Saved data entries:
* * *

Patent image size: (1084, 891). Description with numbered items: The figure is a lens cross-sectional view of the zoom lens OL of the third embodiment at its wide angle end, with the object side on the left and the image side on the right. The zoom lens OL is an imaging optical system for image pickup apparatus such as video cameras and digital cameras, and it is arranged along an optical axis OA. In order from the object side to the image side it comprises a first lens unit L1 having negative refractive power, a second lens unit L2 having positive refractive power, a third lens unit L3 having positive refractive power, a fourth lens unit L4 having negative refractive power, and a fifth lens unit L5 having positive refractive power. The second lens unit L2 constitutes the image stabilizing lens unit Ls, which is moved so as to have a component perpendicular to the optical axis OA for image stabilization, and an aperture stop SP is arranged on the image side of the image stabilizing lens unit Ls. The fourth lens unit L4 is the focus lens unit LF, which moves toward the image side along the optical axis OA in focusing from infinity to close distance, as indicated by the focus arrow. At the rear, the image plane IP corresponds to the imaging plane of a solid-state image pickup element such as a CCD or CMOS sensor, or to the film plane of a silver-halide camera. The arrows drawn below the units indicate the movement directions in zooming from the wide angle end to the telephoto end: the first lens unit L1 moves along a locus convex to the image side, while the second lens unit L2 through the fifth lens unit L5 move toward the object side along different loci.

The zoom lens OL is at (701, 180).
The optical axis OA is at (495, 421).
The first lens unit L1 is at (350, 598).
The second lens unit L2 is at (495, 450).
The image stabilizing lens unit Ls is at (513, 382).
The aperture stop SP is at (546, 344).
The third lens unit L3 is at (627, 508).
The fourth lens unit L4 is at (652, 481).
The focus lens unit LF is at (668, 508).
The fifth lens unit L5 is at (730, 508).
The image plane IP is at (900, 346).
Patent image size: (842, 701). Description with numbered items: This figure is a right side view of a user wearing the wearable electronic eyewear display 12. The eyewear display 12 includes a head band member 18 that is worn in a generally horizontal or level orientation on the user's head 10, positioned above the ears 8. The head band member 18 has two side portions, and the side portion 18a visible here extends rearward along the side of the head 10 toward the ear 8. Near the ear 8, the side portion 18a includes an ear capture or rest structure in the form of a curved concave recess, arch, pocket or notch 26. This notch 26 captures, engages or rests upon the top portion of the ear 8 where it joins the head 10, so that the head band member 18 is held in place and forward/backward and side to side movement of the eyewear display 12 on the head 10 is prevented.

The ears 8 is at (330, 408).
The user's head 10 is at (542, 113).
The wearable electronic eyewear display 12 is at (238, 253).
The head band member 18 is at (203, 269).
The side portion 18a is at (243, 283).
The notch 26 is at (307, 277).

* * *

GOAL OF THE EXERCISE: Quote the records word for word, starting at the line containing "Patent image size: (842, 701)." and continuing through the last line of the records.

ANSWER TO THIS EXERCISE:
Patent image size: (842, 701). Description with numbered items: This figure is a right side view of a user wearing the wearable electronic eyewear display 12. The eyewear display 12 includes a head band member 18 that is worn in a generally horizontal or level orientation on the user's head 10, positioned above the ears 8. The head band member 18 has two side portions, and the side portion 18a visible here extends rearward along the side of the head 10 toward the ear 8. Near the ear 8, the side portion 18a includes an ear capture or rest structure in the form of a curved concave recess, arch, pocket or notch 26. This notch 26 captures, engages or rests upon the top portion of the ear 8 where it joins the head 10, so that the head band member 18 is held in place and forward/backward and side to side movement of the eyewear display 12 on the head 10 is prevented.

The ears 8 is at (330, 408).
The user's head 10 is at (542, 113).
The wearable electronic eyewear display 12 is at (238, 253).
The head band member 18 is at (203, 269).
The side portion 18a is at (243, 283).
The notch 26 is at (307, 277).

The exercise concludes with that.